— Requirement —
Look for the string "неблагополучном" in every line, and copy each line that has it.

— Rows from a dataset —
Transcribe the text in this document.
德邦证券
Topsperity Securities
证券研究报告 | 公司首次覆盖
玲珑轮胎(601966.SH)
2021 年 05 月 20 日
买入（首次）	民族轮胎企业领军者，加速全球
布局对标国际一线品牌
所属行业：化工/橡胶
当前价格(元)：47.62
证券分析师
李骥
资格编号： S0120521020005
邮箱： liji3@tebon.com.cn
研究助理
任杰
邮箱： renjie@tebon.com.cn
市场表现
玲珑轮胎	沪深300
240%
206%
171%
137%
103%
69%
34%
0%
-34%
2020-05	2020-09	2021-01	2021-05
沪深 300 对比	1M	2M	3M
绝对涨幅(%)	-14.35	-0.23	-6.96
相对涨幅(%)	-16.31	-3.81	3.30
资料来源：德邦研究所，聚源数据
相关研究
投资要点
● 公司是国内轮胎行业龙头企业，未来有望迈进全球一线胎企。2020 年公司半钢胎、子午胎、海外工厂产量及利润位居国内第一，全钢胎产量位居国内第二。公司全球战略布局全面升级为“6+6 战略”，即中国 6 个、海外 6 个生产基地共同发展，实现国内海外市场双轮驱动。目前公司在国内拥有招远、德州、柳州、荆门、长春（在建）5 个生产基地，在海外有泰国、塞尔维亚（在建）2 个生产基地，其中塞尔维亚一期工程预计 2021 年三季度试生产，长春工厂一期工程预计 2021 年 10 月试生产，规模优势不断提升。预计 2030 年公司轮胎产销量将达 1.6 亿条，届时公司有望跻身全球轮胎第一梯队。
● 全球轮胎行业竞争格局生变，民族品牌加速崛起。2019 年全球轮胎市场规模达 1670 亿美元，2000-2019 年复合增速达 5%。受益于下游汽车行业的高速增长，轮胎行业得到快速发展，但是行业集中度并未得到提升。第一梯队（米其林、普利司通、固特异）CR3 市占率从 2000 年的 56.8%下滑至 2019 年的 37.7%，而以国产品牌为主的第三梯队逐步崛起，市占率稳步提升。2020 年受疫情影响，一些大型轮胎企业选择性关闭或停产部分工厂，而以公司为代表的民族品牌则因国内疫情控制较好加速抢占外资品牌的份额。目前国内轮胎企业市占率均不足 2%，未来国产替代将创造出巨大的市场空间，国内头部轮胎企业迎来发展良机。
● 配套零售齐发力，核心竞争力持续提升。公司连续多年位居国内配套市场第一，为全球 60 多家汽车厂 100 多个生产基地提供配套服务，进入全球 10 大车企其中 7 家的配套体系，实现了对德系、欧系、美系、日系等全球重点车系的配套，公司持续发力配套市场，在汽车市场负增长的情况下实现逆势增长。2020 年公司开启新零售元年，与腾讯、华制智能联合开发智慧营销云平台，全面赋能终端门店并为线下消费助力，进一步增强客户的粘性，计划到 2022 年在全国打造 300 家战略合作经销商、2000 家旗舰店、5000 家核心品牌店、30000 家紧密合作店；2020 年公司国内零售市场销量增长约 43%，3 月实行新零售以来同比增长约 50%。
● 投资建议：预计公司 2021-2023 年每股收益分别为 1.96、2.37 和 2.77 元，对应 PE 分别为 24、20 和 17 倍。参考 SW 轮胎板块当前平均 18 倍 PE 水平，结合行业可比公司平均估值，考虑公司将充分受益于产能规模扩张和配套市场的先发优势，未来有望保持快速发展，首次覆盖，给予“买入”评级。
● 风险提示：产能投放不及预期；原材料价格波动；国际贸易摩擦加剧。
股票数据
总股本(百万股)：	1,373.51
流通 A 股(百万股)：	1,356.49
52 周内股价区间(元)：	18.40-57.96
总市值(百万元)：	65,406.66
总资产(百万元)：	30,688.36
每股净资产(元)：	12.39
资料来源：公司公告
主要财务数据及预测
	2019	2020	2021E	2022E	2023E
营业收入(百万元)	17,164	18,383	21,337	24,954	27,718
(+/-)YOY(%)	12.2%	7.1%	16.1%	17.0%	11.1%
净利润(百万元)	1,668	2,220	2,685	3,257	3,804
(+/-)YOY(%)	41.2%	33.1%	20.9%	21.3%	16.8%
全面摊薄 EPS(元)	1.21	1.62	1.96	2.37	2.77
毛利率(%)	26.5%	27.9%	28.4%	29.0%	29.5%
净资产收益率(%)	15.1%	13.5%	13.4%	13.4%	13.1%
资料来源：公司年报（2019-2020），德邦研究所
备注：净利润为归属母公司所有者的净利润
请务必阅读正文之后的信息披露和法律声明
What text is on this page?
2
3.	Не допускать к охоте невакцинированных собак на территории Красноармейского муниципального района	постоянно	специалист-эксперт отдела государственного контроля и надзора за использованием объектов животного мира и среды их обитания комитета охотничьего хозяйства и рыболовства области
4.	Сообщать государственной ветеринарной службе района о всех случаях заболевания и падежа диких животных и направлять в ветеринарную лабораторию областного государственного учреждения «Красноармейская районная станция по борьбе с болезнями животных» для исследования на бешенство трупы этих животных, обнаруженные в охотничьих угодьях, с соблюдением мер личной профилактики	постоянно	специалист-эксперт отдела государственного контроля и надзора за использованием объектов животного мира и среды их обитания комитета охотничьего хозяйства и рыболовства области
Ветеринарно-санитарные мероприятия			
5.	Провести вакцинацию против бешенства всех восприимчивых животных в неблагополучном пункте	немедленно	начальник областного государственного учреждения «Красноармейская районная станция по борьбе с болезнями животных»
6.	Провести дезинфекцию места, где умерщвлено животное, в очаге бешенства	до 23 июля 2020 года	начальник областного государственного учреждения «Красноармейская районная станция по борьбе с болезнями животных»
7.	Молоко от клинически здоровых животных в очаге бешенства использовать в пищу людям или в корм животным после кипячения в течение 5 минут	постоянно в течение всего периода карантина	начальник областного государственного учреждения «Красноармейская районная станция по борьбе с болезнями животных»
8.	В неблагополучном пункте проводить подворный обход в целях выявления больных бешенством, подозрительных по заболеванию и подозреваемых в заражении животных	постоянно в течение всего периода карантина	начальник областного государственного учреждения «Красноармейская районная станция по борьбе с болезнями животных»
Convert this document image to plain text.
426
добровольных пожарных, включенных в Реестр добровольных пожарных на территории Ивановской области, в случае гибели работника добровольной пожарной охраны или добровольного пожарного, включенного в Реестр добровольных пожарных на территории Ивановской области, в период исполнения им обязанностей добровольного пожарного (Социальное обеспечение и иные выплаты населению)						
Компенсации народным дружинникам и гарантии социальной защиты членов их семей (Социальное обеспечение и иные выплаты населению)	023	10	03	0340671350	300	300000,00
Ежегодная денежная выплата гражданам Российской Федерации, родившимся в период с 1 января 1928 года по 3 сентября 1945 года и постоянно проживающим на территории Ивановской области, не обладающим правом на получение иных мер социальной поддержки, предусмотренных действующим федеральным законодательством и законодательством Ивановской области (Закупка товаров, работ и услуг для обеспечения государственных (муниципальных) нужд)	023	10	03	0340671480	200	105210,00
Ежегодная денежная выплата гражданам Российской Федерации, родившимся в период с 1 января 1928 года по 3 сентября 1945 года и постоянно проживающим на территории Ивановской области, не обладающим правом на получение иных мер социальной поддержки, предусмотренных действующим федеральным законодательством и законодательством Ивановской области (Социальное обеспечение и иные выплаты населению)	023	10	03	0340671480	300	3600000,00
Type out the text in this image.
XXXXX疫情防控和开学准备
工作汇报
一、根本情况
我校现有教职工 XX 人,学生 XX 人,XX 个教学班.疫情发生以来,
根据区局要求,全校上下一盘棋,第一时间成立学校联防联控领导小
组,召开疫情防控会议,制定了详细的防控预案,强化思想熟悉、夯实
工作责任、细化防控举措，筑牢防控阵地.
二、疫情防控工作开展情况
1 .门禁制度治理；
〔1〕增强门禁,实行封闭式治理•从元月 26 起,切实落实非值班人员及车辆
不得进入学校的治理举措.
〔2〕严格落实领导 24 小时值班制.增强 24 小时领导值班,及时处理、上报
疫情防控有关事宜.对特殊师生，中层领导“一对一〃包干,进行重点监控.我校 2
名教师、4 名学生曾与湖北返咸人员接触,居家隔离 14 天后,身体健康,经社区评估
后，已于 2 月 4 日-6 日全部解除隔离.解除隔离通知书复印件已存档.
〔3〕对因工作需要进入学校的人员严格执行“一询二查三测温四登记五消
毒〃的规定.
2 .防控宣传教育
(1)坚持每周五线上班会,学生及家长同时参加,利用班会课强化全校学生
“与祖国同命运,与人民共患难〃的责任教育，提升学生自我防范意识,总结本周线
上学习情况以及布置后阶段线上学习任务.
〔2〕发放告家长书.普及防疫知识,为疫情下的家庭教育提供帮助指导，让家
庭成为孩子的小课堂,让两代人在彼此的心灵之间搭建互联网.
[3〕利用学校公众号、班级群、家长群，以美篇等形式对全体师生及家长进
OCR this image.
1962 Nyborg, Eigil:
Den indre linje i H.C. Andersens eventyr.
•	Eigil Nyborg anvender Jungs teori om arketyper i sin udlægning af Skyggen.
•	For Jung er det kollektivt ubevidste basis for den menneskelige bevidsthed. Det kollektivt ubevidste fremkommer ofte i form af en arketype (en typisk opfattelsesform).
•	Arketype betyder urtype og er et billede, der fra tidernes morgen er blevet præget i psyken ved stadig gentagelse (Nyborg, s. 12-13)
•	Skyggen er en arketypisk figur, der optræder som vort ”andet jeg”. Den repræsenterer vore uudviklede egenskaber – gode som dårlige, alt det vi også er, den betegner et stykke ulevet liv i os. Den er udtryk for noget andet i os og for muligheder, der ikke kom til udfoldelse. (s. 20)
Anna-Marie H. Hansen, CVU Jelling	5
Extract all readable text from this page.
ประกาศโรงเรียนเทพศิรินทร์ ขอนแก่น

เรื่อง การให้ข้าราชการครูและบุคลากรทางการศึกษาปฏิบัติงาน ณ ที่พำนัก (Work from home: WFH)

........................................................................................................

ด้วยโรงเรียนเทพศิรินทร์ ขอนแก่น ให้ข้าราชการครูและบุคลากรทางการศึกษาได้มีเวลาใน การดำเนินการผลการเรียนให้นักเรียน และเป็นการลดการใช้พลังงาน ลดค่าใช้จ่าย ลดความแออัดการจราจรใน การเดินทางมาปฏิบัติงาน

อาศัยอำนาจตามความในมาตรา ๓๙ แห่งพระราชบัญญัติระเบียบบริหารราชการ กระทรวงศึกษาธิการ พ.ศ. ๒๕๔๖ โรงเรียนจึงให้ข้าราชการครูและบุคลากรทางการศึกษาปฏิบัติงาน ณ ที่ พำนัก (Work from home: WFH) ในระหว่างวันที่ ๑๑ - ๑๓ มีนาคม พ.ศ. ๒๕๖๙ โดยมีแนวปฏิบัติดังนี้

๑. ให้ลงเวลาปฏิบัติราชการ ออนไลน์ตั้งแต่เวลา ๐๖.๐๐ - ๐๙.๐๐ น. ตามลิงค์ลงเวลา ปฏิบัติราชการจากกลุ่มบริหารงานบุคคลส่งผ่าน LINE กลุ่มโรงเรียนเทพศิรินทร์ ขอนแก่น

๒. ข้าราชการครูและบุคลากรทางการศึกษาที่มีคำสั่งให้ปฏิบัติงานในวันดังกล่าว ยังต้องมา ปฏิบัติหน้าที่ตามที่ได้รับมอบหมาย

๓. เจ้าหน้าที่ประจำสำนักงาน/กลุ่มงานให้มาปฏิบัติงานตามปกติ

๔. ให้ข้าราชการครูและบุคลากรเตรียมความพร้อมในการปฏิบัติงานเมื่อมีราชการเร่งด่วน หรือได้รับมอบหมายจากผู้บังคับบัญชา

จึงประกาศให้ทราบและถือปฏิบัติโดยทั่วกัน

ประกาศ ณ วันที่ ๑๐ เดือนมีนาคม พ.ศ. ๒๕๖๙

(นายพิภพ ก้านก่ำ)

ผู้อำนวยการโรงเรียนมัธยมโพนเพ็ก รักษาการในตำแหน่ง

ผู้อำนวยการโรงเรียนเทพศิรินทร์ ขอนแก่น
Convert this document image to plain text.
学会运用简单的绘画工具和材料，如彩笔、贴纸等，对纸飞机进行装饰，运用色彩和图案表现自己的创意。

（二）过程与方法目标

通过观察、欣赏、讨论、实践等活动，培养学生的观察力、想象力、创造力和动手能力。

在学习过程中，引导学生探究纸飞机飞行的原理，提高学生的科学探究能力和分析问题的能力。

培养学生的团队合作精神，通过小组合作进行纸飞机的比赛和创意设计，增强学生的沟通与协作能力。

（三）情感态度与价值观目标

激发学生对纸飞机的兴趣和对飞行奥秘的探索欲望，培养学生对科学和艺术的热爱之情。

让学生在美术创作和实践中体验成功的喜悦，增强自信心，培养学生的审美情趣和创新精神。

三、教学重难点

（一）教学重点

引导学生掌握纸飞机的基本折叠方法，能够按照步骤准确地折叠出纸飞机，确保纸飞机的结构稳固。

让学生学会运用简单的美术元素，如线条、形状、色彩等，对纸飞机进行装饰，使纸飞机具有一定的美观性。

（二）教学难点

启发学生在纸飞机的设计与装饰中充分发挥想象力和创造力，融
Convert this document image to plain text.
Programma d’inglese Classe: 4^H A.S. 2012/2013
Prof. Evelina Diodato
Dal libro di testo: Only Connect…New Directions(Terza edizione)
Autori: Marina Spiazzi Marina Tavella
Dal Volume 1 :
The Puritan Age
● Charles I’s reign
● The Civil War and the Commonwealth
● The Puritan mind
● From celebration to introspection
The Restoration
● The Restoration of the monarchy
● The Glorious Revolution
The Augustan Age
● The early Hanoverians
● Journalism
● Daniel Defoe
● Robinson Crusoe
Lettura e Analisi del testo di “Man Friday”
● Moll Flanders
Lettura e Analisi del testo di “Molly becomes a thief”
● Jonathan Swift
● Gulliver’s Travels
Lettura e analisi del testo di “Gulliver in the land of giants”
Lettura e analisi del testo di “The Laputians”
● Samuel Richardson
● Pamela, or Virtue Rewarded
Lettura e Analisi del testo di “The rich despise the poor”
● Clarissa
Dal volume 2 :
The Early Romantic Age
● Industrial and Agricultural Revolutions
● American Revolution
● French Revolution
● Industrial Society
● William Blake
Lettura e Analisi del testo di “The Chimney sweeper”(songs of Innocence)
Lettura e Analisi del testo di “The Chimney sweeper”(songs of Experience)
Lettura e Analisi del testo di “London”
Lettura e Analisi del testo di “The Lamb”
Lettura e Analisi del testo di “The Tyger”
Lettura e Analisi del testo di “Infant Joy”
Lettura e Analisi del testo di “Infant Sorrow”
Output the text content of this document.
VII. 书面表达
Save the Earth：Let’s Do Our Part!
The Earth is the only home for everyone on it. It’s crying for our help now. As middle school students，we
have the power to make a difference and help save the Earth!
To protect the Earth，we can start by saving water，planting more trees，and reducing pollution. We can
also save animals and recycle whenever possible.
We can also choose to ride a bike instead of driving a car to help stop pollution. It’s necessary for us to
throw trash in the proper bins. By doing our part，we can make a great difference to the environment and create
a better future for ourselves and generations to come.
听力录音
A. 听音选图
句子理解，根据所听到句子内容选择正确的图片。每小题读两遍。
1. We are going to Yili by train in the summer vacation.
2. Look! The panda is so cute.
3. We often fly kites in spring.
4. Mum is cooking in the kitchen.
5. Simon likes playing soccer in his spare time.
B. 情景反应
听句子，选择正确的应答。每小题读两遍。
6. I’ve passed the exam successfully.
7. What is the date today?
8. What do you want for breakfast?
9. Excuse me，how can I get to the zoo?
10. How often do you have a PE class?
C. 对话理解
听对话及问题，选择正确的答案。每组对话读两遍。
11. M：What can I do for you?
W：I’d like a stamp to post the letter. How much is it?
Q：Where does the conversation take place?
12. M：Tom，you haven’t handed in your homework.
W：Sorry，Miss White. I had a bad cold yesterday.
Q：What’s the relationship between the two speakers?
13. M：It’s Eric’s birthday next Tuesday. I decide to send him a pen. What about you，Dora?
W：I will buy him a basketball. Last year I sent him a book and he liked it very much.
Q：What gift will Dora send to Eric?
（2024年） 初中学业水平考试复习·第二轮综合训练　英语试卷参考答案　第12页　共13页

— Task result —
5.	Провести вакцинацию против бешенства всех восприимчивых животных в неблагополучном пункте	немедленно	начальник областного государственного учреждения «Красноармейская районная станция по борьбе с болезнями животных»
8.	В неблагополучном пункте проводить подворный обход в целях выявления больных бешенством, подозрительных по заболеванию и подозреваемых в заражении животных	постоянно в течение всего периода карантина	начальник областного государственного учреждения «Красноармейская районная станция по борьбе с болезнями животных»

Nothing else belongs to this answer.